GOAL: Transcribe the listing verbatim. Do not carry over any pictures.

Figure collection entries:

§ §

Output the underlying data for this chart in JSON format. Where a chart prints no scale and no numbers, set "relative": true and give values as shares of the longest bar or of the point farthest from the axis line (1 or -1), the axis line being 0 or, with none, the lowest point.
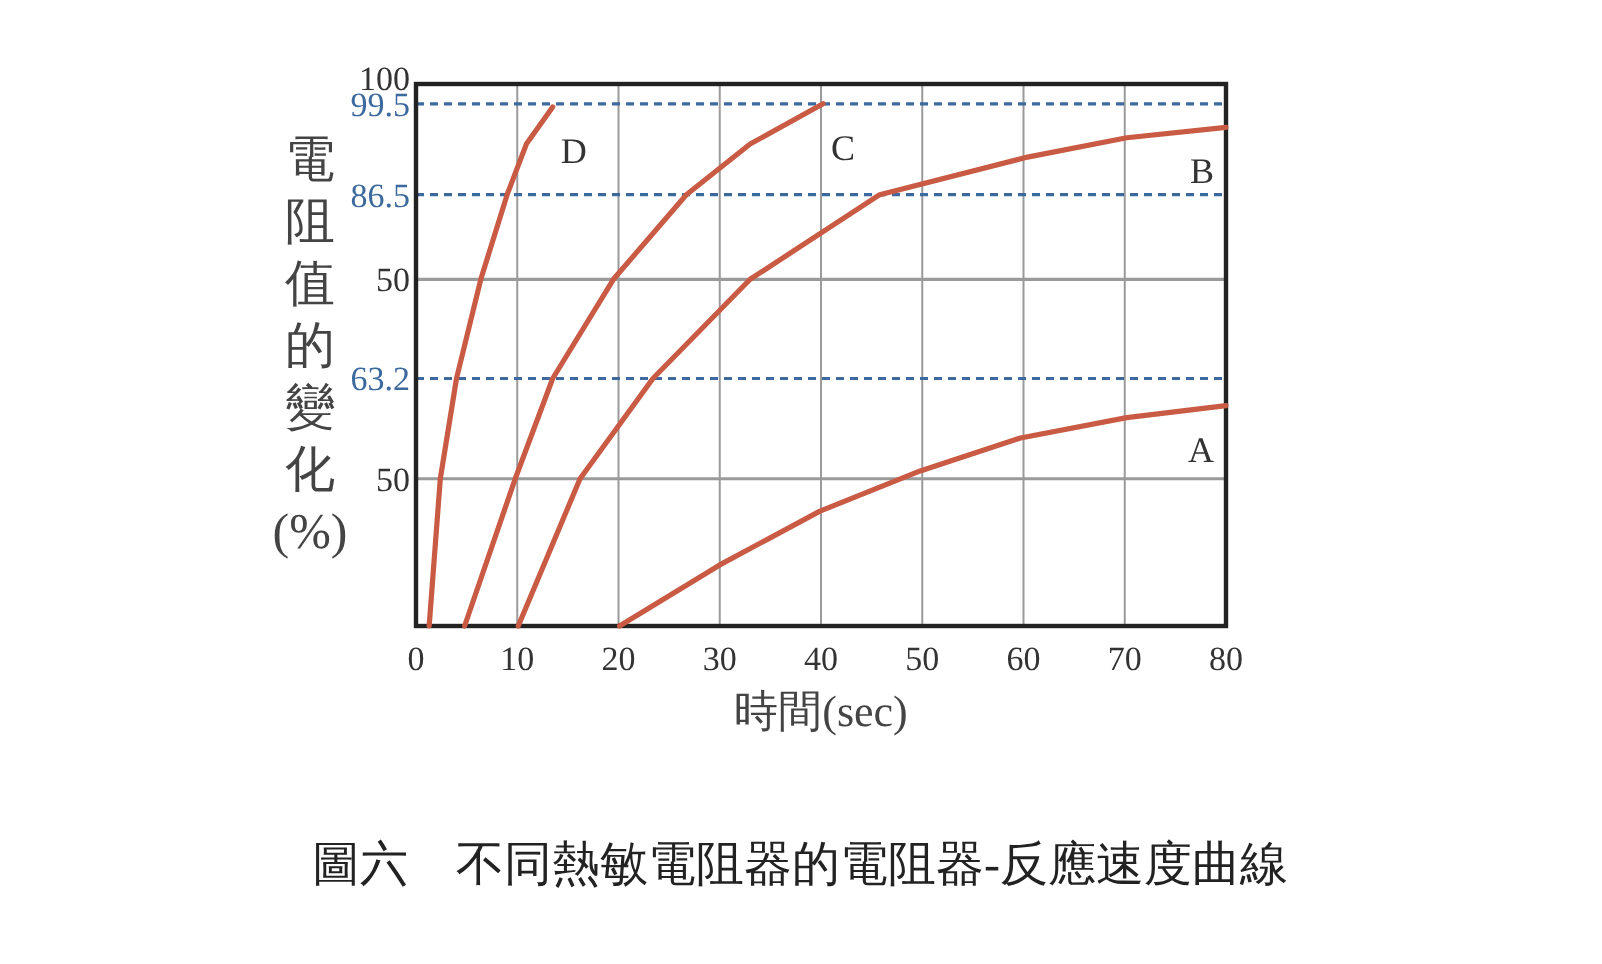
{
  "chart_data": {
    "type": "line",
    "title": "圖六　不同熱敏電阻器的電阻器-反應速度曲線",
    "xlabel": "時間(sec)",
    "ylabel": "電阻值的變化(%)",
    "relative": true,
    "xlim": [
      0,
      80
    ],
    "xticks": [
      0,
      10,
      20,
      30,
      40,
      50,
      60,
      70,
      80
    ],
    "grid": "x",
    "line_style": "solid",
    "annotations": [
      "100",
      "99.5",
      "86.5",
      "50",
      "63.2",
      "50"
    ],
    "ref_lines": [
      {
        "axis": "y",
        "value": 1,
        "color": "#3d6a9e",
        "line_style": "dashed"
      },
      {
        "axis": "y",
        "value": 0.826,
        "color": "#3d6a9e",
        "line_style": "dashed"
      },
      {
        "axis": "y",
        "value": 0.664,
        "color": "#9a9a9a",
        "line_style": "solid"
      },
      {
        "axis": "y",
        "value": 0.474,
        "color": "#3d6a9e",
        "line_style": "dashed"
      },
      {
        "axis": "y",
        "value": 0.282,
        "color": "#9a9a9a",
        "line_style": "solid"
      }
    ],
    "series": [
      {
        "name": "D",
        "color": "#c95a44",
        "x": [
          1.3,
          2.4,
          4.0,
          6.4,
          9.0,
          10.9,
          13.5
        ],
        "values": [
          0,
          0.282,
          0.474,
          0.664,
          0.826,
          0.923,
          0.994
        ]
      },
      {
        "name": "C",
        "color": "#c95a44",
        "x": [
          4.8,
          9.8,
          13.5,
          19.5,
          26.7,
          33,
          40.2
        ],
        "values": [
          0,
          0.282,
          0.474,
          0.664,
          0.826,
          0.923,
          1
        ]
      },
      {
        "name": "B",
        "color": "#c95a44",
        "x": [
          10.1,
          16.2,
          23.4,
          33,
          45.8,
          60.4,
          70.2,
          80
        ],
        "values": [
          0,
          0.282,
          0.474,
          0.664,
          0.826,
          0.898,
          0.935,
          0.955
        ]
      },
      {
        "name": "A",
        "color": "#c95a44",
        "x": [
          20.1,
          30,
          39.9,
          49.8,
          59.7,
          70.2,
          80
        ],
        "values": [
          0,
          0.117,
          0.22,
          0.297,
          0.36,
          0.399,
          0.422
        ]
      }
    ]
  }
}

§ §

ANSWER TO THE EXERCISE:
Output the underlying data for this chart in JSON format. Where a chart prints no scale and no numbers, set "relative": true and give values as shares of the longest bar or of the point farthest from the axis line (1 or -1), the axis line being 0 or, with none, the lowest point.
{
  "chart_data": {
    "type": "line",
    "title": "圖六　不同熱敏電阻器的電阻器-反應速度曲線",
    "xlabel": "時間(sec)",
    "ylabel": "電阻值的變化(%)",
    "relative": true,
    "xlim": [
      0,
      80
    ],
    "xticks": [
      0,
      10,
      20,
      30,
      40,
      50,
      60,
      70,
      80
    ],
    "grid": "x",
    "line_style": "solid",
    "annotations": [
      "100",
      "99.5",
      "86.5",
      "50",
      "63.2",
      "50"
    ],
    "ref_lines": [
      {
        "axis": "y",
        "value": 1,
        "color": "#3d6a9e",
        "line_style": "dashed"
      },
      {
        "axis": "y",
        "value": 0.826,
        "color": "#3d6a9e",
        "line_style": "dashed"
      },
      {
        "axis": "y",
        "value": 0.664,
        "color": "#9a9a9a",
        "line_style": "solid"
      },
      {
        "axis": "y",
        "value": 0.474,
        "color": "#3d6a9e",
        "line_style": "dashed"
      },
      {
        "axis": "y",
        "value": 0.282,
        "color": "#9a9a9a",
        "line_style": "solid"
      }
    ],
    "series": [
      {
        "name": "D",
        "color": "#c95a44",
        "x": [
          1.3,
          2.4,
          4.0,
          6.4,
          9.0,
          10.9,
          13.5
        ],
        "values": [
          0,
          0.282,
          0.474,
          0.664,
          0.826,
          0.923,
          0.994
        ]
      },
      {
        "name": "C",
        "color": "#c95a44",
        "x": [
          4.8,
          9.8,
          13.5,
          19.5,
          26.7,
          33,
          40.2
        ],
        "values": [
          0,
          0.282,
          0.474,
          0.664,
          0.826,
          0.923,
          1
        ]
      },
      {
        "name": "B",
        "color": "#c95a44",
        "x": [
          10.1,
          16.2,
          23.4,
          33,
          45.8,
          60.4,
          70.2,
          80
        ],
        "values": [
          0,
          0.282,
          0.474,
          0.664,
          0.826,
          0.898,
          0.935,
          0.955
        ]
      },
      {
        "name": "A",
        "color": "#c95a44",
        "x": [
          20.1,
          30,
          39.9,
          49.8,
          59.7,
          70.2,
          80
        ],
        "values": [
          0,
          0.117,
          0.22,
          0.297,
          0.36,
          0.399,
          0.422
        ]
      }
    ]
  }
}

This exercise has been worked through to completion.